**What the exercise asks**: Find and return each line containing "content".

— Start of Records for this exercise —

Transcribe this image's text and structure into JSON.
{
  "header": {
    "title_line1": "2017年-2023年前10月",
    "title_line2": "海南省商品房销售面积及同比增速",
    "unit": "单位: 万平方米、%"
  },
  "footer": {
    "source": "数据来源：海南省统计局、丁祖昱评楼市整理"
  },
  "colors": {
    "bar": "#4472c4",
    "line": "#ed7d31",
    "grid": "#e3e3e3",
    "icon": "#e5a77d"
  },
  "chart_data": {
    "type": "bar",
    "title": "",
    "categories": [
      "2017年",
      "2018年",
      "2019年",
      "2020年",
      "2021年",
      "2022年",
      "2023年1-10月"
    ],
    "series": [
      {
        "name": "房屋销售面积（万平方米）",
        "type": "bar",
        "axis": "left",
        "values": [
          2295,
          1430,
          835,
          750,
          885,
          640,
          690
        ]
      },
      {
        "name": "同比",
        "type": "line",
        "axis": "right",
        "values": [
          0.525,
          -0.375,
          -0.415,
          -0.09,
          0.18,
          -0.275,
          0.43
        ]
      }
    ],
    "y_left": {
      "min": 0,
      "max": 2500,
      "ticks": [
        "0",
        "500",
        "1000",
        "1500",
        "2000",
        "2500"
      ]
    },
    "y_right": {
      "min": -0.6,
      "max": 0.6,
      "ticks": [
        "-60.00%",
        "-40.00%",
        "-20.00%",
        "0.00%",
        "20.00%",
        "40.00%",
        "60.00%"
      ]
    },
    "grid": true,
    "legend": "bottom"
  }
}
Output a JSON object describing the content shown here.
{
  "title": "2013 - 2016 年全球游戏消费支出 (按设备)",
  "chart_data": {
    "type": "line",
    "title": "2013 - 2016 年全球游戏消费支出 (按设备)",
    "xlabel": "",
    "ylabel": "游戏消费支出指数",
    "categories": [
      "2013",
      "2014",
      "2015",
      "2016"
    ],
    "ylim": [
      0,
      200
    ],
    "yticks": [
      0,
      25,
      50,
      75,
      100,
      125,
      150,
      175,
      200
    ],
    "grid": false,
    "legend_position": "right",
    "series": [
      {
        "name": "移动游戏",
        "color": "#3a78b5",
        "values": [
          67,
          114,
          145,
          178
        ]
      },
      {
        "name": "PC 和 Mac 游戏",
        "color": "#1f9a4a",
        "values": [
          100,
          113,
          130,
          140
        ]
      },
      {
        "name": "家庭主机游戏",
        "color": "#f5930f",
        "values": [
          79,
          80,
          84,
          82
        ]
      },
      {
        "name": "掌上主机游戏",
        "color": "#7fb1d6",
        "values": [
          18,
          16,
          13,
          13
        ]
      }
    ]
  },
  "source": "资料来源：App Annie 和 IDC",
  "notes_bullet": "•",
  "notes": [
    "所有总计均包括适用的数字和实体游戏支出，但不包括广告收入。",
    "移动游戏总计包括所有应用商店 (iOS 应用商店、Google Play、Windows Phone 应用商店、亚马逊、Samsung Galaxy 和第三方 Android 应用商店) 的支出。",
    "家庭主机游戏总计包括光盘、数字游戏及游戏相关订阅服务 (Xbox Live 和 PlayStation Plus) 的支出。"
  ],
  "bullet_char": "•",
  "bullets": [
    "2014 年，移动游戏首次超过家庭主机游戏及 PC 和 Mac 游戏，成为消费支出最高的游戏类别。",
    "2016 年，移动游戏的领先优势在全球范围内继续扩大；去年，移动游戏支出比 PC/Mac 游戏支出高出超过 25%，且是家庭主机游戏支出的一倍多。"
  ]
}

— End of Records for this exercise —
— Start of Records for this exercise —

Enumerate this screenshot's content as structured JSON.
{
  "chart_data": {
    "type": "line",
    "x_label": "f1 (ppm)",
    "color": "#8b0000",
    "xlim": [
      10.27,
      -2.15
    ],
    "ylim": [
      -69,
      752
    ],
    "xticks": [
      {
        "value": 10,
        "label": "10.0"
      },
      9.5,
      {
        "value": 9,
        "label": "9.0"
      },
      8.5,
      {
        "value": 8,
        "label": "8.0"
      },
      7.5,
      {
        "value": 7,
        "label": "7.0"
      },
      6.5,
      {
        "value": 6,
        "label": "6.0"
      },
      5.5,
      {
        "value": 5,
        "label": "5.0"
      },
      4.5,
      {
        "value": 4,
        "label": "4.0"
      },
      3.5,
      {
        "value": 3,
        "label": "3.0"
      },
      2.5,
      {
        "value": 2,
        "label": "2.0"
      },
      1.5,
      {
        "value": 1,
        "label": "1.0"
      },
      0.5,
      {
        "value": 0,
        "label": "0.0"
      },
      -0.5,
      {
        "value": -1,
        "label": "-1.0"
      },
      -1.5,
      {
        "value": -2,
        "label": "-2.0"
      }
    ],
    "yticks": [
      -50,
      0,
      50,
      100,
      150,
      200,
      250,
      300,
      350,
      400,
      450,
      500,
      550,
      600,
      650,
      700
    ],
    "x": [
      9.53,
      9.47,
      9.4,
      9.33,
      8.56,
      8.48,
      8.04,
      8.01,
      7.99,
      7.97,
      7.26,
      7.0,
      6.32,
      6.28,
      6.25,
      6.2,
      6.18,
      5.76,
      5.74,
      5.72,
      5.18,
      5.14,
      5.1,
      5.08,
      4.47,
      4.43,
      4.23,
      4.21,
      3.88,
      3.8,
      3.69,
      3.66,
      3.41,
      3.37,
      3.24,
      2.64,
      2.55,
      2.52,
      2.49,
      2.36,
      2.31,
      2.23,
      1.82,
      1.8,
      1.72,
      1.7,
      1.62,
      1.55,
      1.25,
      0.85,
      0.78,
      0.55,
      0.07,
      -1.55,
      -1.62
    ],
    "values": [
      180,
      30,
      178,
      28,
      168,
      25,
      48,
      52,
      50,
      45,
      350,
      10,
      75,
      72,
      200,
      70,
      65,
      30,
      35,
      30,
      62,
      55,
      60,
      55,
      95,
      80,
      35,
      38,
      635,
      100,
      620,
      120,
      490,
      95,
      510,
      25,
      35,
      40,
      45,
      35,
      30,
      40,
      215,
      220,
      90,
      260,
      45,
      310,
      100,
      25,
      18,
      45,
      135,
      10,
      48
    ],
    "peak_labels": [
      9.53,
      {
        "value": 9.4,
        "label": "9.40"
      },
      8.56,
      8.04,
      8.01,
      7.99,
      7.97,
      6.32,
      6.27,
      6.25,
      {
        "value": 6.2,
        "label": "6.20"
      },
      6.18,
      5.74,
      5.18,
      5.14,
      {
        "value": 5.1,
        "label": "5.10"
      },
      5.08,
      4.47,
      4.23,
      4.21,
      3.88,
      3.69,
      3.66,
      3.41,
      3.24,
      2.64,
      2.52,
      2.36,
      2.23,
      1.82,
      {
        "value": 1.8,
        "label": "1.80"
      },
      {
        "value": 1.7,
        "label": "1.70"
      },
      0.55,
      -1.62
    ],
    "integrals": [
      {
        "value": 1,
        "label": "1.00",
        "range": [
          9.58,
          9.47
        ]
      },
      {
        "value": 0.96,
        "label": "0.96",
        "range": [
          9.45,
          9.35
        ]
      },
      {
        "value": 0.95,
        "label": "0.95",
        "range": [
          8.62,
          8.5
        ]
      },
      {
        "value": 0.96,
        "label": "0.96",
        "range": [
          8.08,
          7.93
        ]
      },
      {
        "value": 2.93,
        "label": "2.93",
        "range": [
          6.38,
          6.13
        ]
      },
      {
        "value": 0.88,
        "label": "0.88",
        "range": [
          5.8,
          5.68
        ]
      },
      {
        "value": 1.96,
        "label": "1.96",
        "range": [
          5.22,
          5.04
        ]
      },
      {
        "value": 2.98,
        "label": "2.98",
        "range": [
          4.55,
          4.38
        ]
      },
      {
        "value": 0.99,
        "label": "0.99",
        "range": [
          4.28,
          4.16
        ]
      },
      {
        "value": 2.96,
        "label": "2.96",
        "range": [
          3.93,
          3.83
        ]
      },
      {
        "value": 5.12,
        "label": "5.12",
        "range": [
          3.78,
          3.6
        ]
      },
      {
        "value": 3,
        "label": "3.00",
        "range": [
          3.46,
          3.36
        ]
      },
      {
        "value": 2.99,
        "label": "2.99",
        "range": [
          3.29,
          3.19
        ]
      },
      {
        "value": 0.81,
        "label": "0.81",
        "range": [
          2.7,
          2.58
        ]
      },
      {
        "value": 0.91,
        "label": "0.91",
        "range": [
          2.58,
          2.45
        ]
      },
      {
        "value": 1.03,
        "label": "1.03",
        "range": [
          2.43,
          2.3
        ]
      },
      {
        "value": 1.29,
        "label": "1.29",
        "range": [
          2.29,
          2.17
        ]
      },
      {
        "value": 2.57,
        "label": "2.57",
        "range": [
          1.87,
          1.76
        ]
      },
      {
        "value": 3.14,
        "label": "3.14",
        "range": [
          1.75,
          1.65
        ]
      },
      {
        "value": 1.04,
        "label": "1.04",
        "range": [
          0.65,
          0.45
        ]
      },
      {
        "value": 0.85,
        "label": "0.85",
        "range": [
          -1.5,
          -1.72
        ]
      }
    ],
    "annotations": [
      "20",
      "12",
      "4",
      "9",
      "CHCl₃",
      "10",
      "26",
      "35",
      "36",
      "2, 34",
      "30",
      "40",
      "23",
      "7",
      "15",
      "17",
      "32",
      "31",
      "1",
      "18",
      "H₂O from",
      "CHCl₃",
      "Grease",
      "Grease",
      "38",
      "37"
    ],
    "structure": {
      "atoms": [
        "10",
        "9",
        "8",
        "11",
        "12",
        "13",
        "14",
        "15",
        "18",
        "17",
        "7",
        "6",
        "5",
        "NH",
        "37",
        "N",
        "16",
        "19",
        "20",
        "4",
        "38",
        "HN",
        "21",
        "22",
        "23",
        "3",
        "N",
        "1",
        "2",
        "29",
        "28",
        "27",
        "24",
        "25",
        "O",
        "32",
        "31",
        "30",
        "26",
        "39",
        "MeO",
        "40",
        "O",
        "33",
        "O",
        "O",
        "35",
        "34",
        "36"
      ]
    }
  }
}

— End of Records for this exercise —

**Result of the task**:
Output a JSON object describing the content shown here.
Enumerate this screenshot's content as structured JSON.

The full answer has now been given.